→ **GOAL OF THE EXERCISE**
Identify each line below containing the string "error" and copy it.
━━━━━ DATA SECTION
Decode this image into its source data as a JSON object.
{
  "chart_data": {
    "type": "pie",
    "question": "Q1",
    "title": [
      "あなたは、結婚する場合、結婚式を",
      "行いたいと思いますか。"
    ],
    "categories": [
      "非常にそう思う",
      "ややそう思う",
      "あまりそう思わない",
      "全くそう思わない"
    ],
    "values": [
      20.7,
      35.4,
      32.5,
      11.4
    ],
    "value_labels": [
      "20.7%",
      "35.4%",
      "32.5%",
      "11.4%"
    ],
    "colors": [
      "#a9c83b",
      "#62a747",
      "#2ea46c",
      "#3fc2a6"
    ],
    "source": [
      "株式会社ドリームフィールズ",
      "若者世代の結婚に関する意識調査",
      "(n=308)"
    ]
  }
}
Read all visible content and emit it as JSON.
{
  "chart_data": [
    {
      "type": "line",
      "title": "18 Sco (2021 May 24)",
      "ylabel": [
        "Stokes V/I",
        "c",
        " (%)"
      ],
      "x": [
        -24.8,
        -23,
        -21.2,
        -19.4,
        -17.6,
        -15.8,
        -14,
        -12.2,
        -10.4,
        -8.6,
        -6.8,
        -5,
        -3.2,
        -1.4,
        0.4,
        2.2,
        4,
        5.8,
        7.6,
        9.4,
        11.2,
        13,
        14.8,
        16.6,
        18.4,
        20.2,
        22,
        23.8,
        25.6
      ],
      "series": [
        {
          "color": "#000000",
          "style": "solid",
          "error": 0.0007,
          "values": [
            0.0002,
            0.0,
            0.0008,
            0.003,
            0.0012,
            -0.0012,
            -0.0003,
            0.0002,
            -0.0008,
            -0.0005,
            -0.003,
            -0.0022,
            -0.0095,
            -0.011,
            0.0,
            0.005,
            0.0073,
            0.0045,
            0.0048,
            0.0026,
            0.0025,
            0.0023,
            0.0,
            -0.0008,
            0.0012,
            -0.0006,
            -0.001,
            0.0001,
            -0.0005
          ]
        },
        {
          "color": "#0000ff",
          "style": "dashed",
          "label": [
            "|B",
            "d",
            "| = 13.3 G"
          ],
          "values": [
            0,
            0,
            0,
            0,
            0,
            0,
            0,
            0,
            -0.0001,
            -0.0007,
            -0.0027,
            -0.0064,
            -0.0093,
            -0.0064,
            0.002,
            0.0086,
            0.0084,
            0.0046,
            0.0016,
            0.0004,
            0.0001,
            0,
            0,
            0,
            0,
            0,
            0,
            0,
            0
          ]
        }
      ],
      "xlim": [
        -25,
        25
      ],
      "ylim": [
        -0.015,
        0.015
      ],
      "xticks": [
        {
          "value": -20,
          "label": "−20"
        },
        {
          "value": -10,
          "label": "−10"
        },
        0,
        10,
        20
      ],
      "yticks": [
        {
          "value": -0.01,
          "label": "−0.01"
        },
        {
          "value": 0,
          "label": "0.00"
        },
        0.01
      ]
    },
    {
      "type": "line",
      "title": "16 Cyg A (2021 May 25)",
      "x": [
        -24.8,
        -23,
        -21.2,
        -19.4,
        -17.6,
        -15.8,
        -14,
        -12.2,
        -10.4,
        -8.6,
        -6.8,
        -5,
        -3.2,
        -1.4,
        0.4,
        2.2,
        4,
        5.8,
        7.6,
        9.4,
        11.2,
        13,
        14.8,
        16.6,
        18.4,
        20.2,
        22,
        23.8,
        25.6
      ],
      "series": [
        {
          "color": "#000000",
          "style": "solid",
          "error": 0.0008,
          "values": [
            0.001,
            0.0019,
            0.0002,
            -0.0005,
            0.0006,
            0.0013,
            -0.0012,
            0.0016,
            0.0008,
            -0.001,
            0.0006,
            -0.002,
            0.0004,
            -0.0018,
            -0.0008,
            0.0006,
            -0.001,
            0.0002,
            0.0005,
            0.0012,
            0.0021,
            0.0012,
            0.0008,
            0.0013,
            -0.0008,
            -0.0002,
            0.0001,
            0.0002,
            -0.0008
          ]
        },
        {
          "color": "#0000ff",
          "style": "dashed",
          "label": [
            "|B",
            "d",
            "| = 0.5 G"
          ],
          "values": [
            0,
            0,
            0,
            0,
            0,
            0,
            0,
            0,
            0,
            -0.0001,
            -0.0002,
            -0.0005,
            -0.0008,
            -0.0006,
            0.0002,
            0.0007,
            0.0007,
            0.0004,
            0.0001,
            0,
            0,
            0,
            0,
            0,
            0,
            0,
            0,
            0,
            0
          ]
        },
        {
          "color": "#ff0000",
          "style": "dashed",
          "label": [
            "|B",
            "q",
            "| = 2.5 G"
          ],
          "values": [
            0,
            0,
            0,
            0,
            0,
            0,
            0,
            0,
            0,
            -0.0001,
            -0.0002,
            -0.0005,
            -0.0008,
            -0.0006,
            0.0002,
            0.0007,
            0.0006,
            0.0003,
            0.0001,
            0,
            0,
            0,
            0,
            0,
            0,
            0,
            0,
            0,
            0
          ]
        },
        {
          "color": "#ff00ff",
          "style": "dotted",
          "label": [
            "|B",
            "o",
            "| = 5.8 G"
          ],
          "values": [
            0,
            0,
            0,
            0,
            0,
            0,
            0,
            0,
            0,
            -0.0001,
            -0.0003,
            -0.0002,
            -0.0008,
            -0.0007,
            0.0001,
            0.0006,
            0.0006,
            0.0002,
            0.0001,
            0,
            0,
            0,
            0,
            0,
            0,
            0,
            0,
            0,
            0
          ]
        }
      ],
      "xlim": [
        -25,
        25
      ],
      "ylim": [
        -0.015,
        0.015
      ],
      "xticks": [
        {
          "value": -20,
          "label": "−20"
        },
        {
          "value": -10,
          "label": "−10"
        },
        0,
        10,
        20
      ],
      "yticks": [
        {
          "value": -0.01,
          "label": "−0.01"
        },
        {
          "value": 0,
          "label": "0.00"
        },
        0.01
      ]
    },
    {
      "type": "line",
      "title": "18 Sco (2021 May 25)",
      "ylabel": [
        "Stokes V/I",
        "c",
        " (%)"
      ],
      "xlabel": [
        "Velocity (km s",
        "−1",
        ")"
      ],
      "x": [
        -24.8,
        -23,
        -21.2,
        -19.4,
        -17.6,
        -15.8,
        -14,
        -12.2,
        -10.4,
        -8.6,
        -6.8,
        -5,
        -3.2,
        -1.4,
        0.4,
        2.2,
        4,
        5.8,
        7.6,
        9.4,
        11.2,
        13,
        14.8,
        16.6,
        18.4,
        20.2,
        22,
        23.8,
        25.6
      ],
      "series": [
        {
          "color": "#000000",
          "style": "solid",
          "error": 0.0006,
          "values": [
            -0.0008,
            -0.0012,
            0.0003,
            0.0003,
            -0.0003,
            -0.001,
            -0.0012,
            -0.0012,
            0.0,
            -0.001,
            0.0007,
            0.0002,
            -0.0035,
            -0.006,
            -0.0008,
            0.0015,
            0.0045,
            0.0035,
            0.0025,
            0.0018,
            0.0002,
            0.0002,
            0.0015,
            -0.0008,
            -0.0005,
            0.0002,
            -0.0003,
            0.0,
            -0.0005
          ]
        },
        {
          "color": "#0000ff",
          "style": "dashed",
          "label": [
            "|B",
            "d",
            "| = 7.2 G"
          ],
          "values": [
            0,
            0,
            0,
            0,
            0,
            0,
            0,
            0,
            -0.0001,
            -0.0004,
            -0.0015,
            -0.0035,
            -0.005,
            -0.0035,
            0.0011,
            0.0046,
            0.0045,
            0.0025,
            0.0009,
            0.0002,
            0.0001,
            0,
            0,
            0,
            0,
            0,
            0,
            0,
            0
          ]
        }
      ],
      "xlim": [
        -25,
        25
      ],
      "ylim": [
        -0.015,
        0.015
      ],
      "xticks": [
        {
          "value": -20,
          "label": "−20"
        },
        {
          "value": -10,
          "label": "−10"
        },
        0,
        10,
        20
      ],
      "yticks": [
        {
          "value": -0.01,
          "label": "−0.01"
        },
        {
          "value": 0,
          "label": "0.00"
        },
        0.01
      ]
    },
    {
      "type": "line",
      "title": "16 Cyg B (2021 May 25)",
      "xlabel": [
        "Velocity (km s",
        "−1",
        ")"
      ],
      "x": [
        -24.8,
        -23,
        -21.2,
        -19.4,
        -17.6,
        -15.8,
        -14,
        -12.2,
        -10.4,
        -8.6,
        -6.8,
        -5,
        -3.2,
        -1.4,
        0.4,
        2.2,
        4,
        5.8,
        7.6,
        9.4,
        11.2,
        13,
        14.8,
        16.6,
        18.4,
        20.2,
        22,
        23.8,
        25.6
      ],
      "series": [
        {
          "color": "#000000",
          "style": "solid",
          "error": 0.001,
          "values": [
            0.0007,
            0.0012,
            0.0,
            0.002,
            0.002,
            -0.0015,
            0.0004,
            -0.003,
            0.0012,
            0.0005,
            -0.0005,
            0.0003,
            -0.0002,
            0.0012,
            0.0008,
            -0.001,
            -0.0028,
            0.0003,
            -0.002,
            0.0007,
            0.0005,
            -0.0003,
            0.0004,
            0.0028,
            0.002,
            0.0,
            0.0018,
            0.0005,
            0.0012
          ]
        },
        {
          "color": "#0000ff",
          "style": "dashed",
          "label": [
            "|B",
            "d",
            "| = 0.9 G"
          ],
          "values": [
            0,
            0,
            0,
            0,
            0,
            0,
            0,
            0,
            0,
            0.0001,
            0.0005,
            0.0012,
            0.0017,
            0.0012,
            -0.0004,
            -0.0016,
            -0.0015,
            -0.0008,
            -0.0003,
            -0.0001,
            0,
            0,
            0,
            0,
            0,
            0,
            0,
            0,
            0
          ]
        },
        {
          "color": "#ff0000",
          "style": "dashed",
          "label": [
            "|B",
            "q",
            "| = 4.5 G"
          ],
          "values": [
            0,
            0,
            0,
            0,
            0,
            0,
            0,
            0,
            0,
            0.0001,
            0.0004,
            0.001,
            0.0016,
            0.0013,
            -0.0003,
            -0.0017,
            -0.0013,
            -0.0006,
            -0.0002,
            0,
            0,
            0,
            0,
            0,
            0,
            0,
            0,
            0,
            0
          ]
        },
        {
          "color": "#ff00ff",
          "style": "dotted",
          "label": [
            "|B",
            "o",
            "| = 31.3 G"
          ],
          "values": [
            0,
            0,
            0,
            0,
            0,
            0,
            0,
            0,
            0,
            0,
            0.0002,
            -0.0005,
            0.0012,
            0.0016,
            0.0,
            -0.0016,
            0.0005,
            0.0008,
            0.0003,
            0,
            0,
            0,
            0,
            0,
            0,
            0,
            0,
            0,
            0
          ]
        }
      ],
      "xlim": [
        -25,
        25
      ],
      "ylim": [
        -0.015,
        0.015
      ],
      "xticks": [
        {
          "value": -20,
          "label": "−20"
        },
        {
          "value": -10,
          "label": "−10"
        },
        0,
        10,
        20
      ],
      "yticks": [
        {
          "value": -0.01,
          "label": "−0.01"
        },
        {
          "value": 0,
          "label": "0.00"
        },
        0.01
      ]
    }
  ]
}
━━━━━━━━━━
→ **ANSWER TO THIS EXERCISE**
          "error": 0.0007,
          "error": 0.0008,
          "error": 0.0006,
          "error": 0.001,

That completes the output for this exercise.